> PROMPT
Reproduce the listing word for word, leaving every picture behind.

> SUPPLIED MATERIAL
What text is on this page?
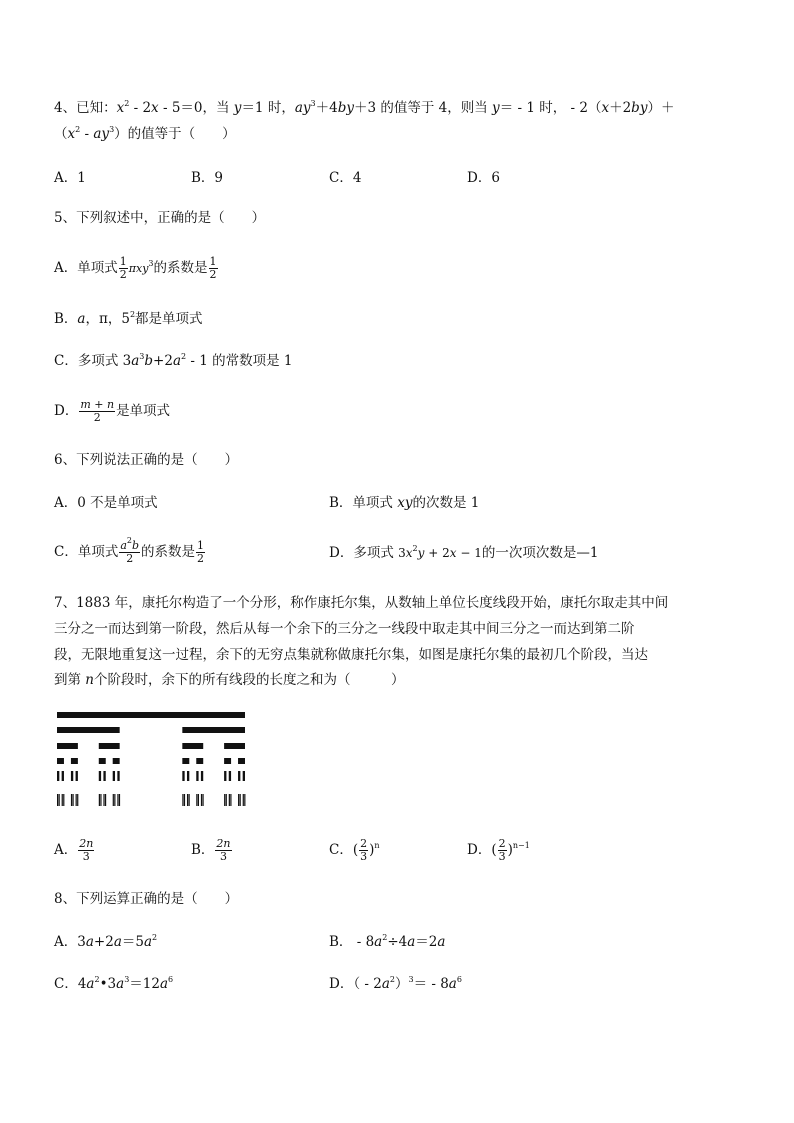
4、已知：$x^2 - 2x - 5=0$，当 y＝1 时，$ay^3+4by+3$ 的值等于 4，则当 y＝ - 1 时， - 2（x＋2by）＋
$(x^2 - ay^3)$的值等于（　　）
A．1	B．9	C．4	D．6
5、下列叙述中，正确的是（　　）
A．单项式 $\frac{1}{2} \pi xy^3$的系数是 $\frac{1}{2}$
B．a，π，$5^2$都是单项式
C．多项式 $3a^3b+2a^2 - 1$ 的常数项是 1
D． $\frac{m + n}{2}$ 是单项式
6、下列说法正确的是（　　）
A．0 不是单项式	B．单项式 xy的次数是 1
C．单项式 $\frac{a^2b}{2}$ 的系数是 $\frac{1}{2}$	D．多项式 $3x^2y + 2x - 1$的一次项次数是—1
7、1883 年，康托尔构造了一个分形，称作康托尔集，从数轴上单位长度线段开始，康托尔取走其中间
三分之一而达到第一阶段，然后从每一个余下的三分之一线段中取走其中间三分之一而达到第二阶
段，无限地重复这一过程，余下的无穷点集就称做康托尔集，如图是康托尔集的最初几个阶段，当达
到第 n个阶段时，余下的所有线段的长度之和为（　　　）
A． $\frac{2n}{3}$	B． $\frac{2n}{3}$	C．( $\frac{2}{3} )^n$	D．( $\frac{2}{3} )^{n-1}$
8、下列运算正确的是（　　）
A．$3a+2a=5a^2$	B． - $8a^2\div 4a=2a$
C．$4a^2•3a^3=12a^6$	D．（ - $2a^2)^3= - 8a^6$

> RESULT OF THIS TASK
What text is on this page?
4、已知：$x^2 - 2x - 5=0$，当 y＝1 时，$ay^3+4by+3$ 的值等于 4，则当 y＝ - 1 时， - 2（x＋2by）＋
$(x^2 - ay^3)$的值等于（　　）
A．1	B．9	C．4	D．6
5、下列叙述中，正确的是（　　）
A．单项式 $\frac{1}{2} \pi xy^3$的系数是 $\frac{1}{2}$
B．a，π，$5^2$都是单项式
C．多项式 $3a^3b+2a^2 - 1$ 的常数项是 1
D． $\frac{m + n}{2}$ 是单项式
6、下列说法正确的是（　　）
A．0 不是单项式	B．单项式 xy的次数是 1
C．单项式 $\frac{a^2b}{2}$ 的系数是 $\frac{1}{2}$	D．多项式 $3x^2y + 2x - 1$的一次项次数是—1
7、1883 年，康托尔构造了一个分形，称作康托尔集，从数轴上单位长度线段开始，康托尔取走其中间
三分之一而达到第一阶段，然后从每一个余下的三分之一线段中取走其中间三分之一而达到第二阶
段，无限地重复这一过程，余下的无穷点集就称做康托尔集，如图是康托尔集的最初几个阶段，当达
到第 n个阶段时，余下的所有线段的长度之和为（　　　）
A． $\frac{2n}{3}$	B． $\frac{2n}{3}$	C．( $\frac{2}{3} )^n$	D．( $\frac{2}{3} )^{n-1}$
8、下列运算正确的是（　　）
A．$3a+2a=5a^2$	B． - $8a^2\div 4a=2a$
C．$4a^2•3a^3=12a^6$	D．（ - $2a^2)^3= - 8a^6$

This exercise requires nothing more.